--- Data to use ---

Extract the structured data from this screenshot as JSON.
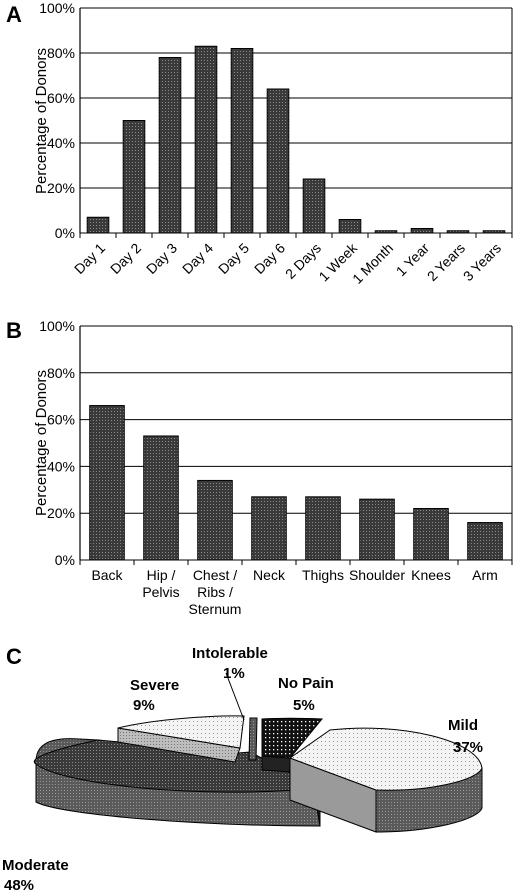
{
  "chart_data": [
    {
      "panel": "A",
      "type": "bar",
      "ylabel": "Percentage of Donors",
      "ylim": [
        0,
        100
      ],
      "yticks": [
        "0%",
        "20%",
        "40%",
        "60%",
        "80%",
        "100%"
      ],
      "grid": true,
      "categories": [
        "Day 1",
        "Day 2",
        "Day 3",
        "Day 4",
        "Day 5",
        "Day 6",
        "2 Days",
        "1 Week",
        "1 Month",
        "1 Year",
        "2 Years",
        "3 Years"
      ],
      "values": [
        7,
        50,
        78,
        83,
        82,
        64,
        24,
        6,
        1,
        2,
        1,
        1
      ]
    },
    {
      "panel": "B",
      "type": "bar",
      "ylabel": "Percentage of Donors",
      "ylim": [
        0,
        100
      ],
      "yticks": [
        "0%",
        "20%",
        "40%",
        "60%",
        "80%",
        "100%"
      ],
      "grid": true,
      "categories": [
        "Back",
        "Hip / Pelvis",
        "Chest / Ribs / Sternum",
        "Neck",
        "Thighs",
        "Shoulder",
        "Knees",
        "Arm"
      ],
      "values": [
        66,
        53,
        34,
        27,
        27,
        26,
        22,
        16
      ]
    },
    {
      "panel": "C",
      "type": "pie",
      "slices": [
        {
          "label": "No Pain",
          "pct_label": "5%",
          "value": 5
        },
        {
          "label": "Mild",
          "pct_label": "37%",
          "value": 37
        },
        {
          "label": "Moderate",
          "pct_label": "48%",
          "value": 48
        },
        {
          "label": "Severe",
          "pct_label": "9%",
          "value": 9
        },
        {
          "label": "Intolerable",
          "pct_label": "1%",
          "value": 1
        }
      ]
    }
  ]
}
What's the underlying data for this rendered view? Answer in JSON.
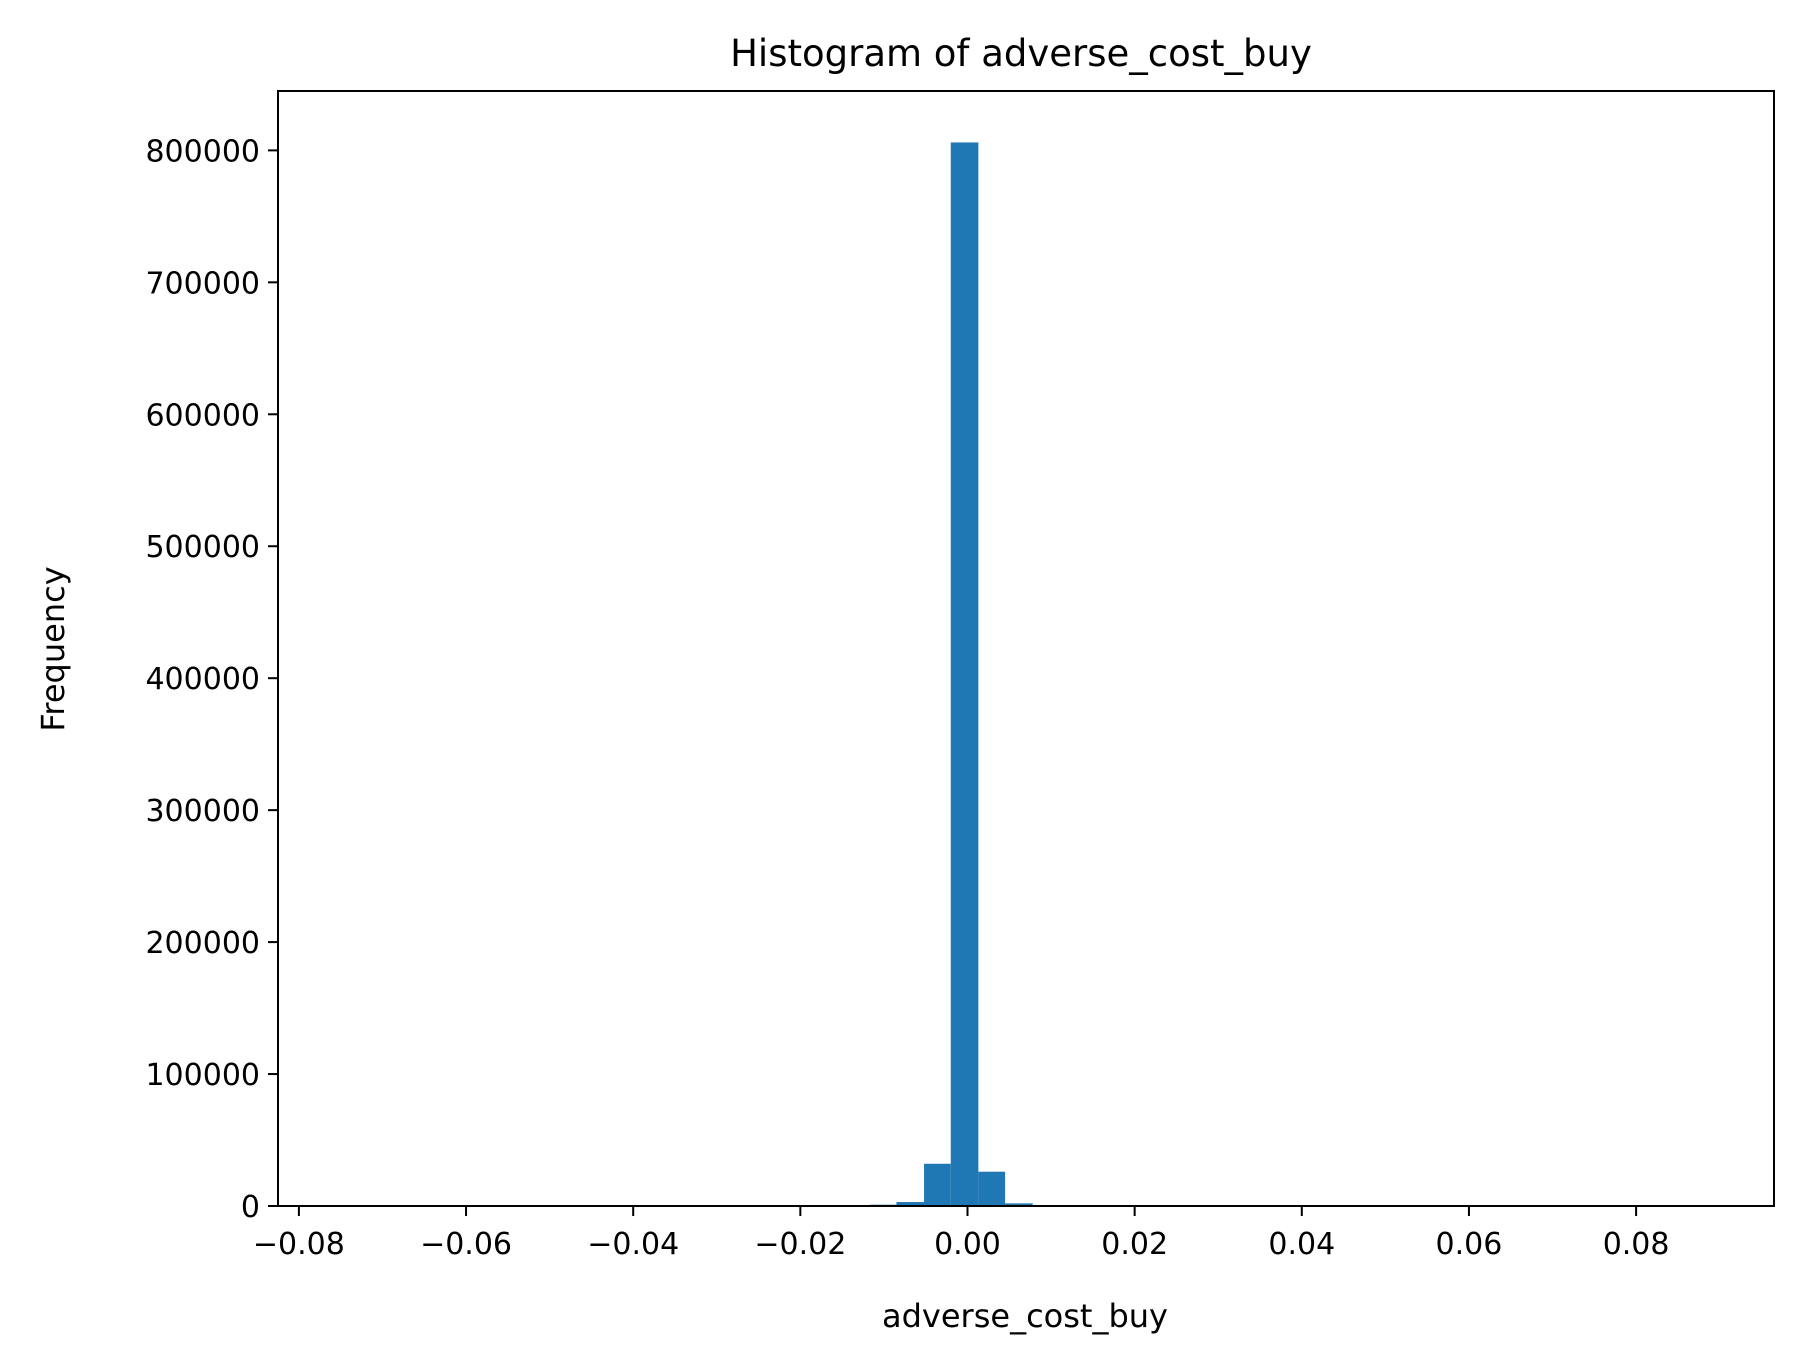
{
  "chart_data": {
    "type": "histogram",
    "title": "Histogram of adverse_cost_buy",
    "xlabel": "adverse_cost_buy",
    "ylabel": "Frequency",
    "xlim": [
      -0.0825,
      0.0965
    ],
    "ylim": [
      0,
      845000
    ],
    "x_ticks": [
      -0.08,
      -0.06,
      -0.04,
      -0.02,
      0.0,
      0.02,
      0.04,
      0.06,
      0.08
    ],
    "x_tick_labels": [
      "−0.08",
      "−0.06",
      "−0.04",
      "−0.02",
      "0.00",
      "0.02",
      "0.04",
      "0.06",
      "0.08"
    ],
    "y_ticks": [
      0,
      100000,
      200000,
      300000,
      400000,
      500000,
      600000,
      700000,
      800000
    ],
    "y_tick_labels": [
      "0",
      "100000",
      "200000",
      "300000",
      "400000",
      "500000",
      "600000",
      "700000",
      "800000"
    ],
    "bin_edges": [
      -0.0117,
      -0.0085,
      -0.0052,
      -0.002,
      0.0013,
      0.0045,
      0.0078,
      0.011
    ],
    "values": [
      1000,
      3000,
      32000,
      806000,
      26000,
      2000,
      500
    ],
    "bar_color": "#1f77b4",
    "grid": false,
    "legend": false
  }
}
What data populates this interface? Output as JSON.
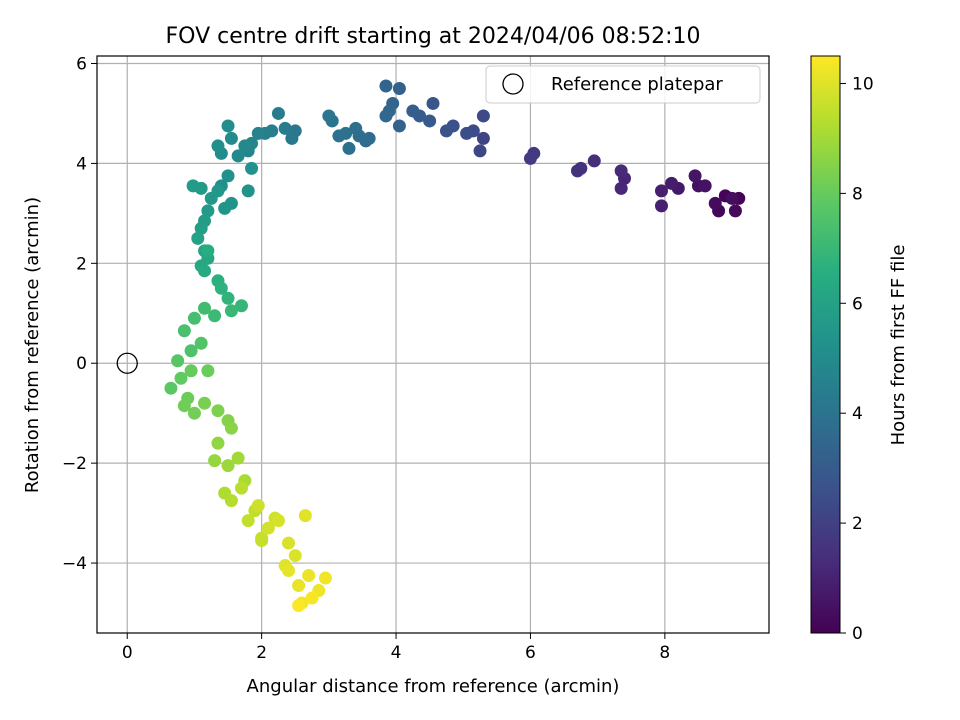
{
  "chart_data": {
    "type": "scatter",
    "title": "FOV centre drift starting at 2024/04/06 08:52:10",
    "xlabel": "Angular distance from reference (arcmin)",
    "ylabel": "Rotation from reference (arcmin)",
    "xlim": [
      -0.45,
      9.55
    ],
    "ylim": [
      -5.4,
      6.15
    ],
    "xticks": [
      0,
      2,
      4,
      6,
      8
    ],
    "yticks": [
      -4,
      -2,
      0,
      2,
      4,
      6
    ],
    "xtick_labels": [
      "0",
      "2",
      "4",
      "6",
      "8"
    ],
    "ytick_labels": [
      "−4",
      "−2",
      "0",
      "2",
      "4",
      "6"
    ],
    "grid": true,
    "legend": {
      "placement": "top-right",
      "entries": [
        {
          "label": "Reference platepar",
          "marker": "open-circle"
        }
      ]
    },
    "reference_point": {
      "x": 0,
      "y": 0,
      "label": "Reference platepar"
    },
    "colorbar": {
      "label": "Hours from first FF file",
      "colormap": "viridis",
      "range": [
        0,
        10.5
      ],
      "ticks": [
        0,
        2,
        4,
        6,
        8,
        10
      ],
      "tick_labels": [
        "0",
        "2",
        "4",
        "6",
        "8",
        "10"
      ]
    },
    "series": [
      {
        "color_by": "hours",
        "x": [
          9.1,
          8.9,
          8.8,
          9.05,
          8.75,
          9.0,
          8.5,
          8.6,
          8.45,
          8.2,
          8.1,
          7.95,
          7.95,
          7.4,
          7.35,
          7.35,
          6.95,
          6.75,
          6.7,
          6.05,
          6.0,
          5.3,
          5.25,
          5.3,
          5.15,
          5.05,
          4.85,
          4.75,
          4.55,
          4.5,
          4.35,
          4.25,
          4.05,
          4.05,
          3.95,
          3.85,
          3.9,
          3.85,
          3.55,
          3.6,
          3.45,
          3.4,
          3.3,
          3.25,
          3.15,
          3.05,
          3.0,
          2.5,
          2.45,
          2.35,
          2.25,
          2.15,
          2.05,
          1.95,
          1.85,
          1.8,
          1.75,
          1.65,
          1.55,
          1.5,
          1.4,
          1.35,
          1.4,
          1.5,
          1.85,
          1.8,
          1.55,
          1.45,
          1.35,
          1.25,
          1.2,
          1.1,
          0.98,
          1.15,
          1.1,
          1.05,
          1.15,
          1.2,
          1.1,
          1.15,
          1.2,
          1.35,
          1.4,
          1.5,
          1.7,
          1.55,
          1.3,
          1.15,
          1.0,
          0.85,
          0.95,
          1.1,
          0.75,
          0.65,
          0.8,
          0.95,
          1.2,
          0.9,
          0.85,
          1.0,
          1.15,
          1.35,
          1.5,
          1.55,
          1.35,
          1.3,
          1.5,
          1.65,
          1.75,
          1.45,
          1.55,
          1.7,
          1.9,
          1.8,
          2.0,
          1.95,
          2.2,
          2.1,
          2.25,
          2.4,
          2.5,
          2.35,
          2.65,
          2.0,
          2.4,
          2.55,
          2.7,
          2.85,
          2.95,
          2.6,
          2.75,
          2.55
        ],
        "y": [
          3.3,
          3.35,
          3.05,
          3.05,
          3.2,
          3.3,
          3.55,
          3.55,
          3.75,
          3.5,
          3.6,
          3.45,
          3.15,
          3.7,
          3.5,
          3.85,
          4.05,
          3.9,
          3.85,
          4.2,
          4.1,
          4.5,
          4.25,
          4.95,
          4.65,
          4.6,
          4.75,
          4.65,
          5.2,
          4.85,
          4.95,
          5.05,
          5.5,
          4.75,
          5.2,
          5.55,
          5.05,
          4.95,
          4.45,
          4.5,
          4.55,
          4.7,
          4.3,
          4.6,
          4.55,
          4.85,
          4.95,
          4.65,
          4.5,
          4.7,
          5.0,
          4.65,
          4.6,
          4.6,
          4.4,
          4.25,
          4.35,
          4.15,
          4.5,
          4.75,
          4.2,
          4.35,
          3.55,
          3.75,
          3.9,
          3.45,
          3.2,
          3.1,
          3.45,
          3.3,
          3.05,
          3.5,
          3.55,
          2.85,
          2.7,
          2.5,
          2.25,
          2.1,
          1.95,
          1.85,
          2.25,
          1.65,
          1.5,
          1.3,
          1.15,
          1.05,
          0.95,
          1.1,
          0.9,
          0.65,
          0.25,
          0.4,
          0.05,
          -0.5,
          -0.3,
          -0.15,
          -0.15,
          -0.7,
          -0.85,
          -1.0,
          -0.8,
          -0.95,
          -1.15,
          -1.3,
          -1.6,
          -1.95,
          -2.05,
          -1.9,
          -2.35,
          -2.6,
          -2.75,
          -2.5,
          -2.95,
          -3.15,
          -3.5,
          -2.85,
          -3.1,
          -3.3,
          -3.15,
          -3.6,
          -3.85,
          -4.05,
          -3.05,
          -3.55,
          -4.15,
          -4.45,
          -4.25,
          -4.55,
          -4.3,
          -4.8,
          -4.7,
          -4.85
        ],
        "hours": [
          0.05,
          0.1,
          0.2,
          0.25,
          0.3,
          0.35,
          0.45,
          0.55,
          0.6,
          0.7,
          0.8,
          0.9,
          0.95,
          1.1,
          1.2,
          1.25,
          1.35,
          1.45,
          1.5,
          1.75,
          1.8,
          2.1,
          2.2,
          2.3,
          2.4,
          2.5,
          2.6,
          2.7,
          2.8,
          2.9,
          3.0,
          3.1,
          3.2,
          3.3,
          3.35,
          3.4,
          3.5,
          3.55,
          3.6,
          3.7,
          3.75,
          3.8,
          3.85,
          3.9,
          3.95,
          4.0,
          4.05,
          4.15,
          4.2,
          4.3,
          4.35,
          4.45,
          4.5,
          4.6,
          4.7,
          4.75,
          4.85,
          4.9,
          5.0,
          5.05,
          5.1,
          5.15,
          5.2,
          5.25,
          5.3,
          5.35,
          5.4,
          5.45,
          5.5,
          5.55,
          5.6,
          5.65,
          5.7,
          5.8,
          5.9,
          6.0,
          6.1,
          6.2,
          6.3,
          6.4,
          6.5,
          6.6,
          6.7,
          6.8,
          6.9,
          7.0,
          7.1,
          7.2,
          7.3,
          7.4,
          7.5,
          7.6,
          7.7,
          7.8,
          7.9,
          8.0,
          8.05,
          8.1,
          8.15,
          8.2,
          8.3,
          8.4,
          8.5,
          8.6,
          8.7,
          8.8,
          8.9,
          9.0,
          9.1,
          9.2,
          9.3,
          9.4,
          9.5,
          9.55,
          9.6,
          9.7,
          9.75,
          9.8,
          9.85,
          9.9,
          9.95,
          10.0,
          10.05,
          9.6,
          10.1,
          10.15,
          10.2,
          10.25,
          10.3,
          10.35,
          10.4,
          10.45
        ]
      }
    ]
  }
}
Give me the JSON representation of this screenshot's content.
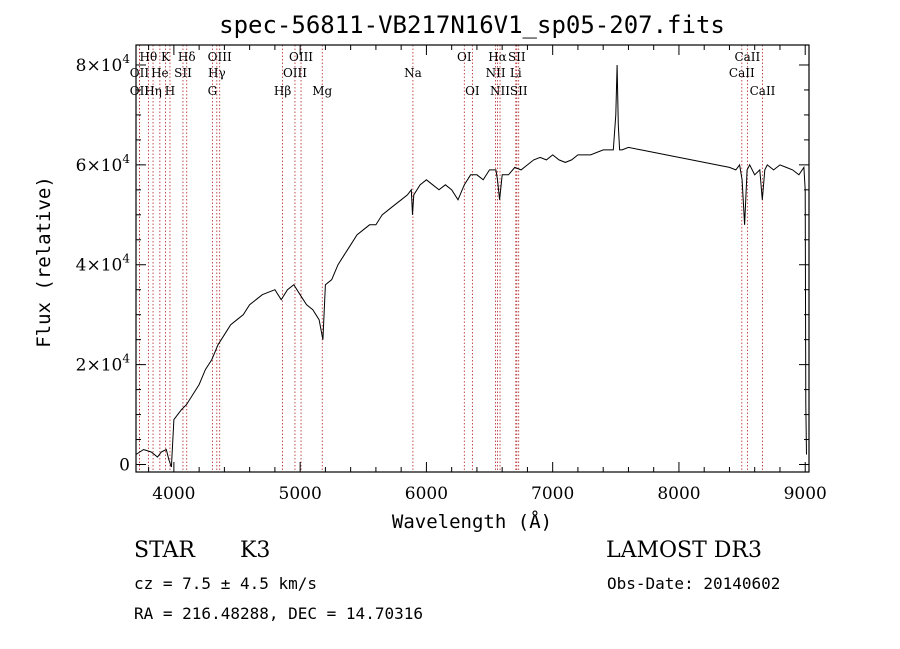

--- Work instructions ---
Find the lines containing "arcmin" and list every one of them.

--- Finished exercise ---
    "xlabel": "Angular distance from reference (arcmin)",
    "ylabel": "Rotation from reference (arcmin)",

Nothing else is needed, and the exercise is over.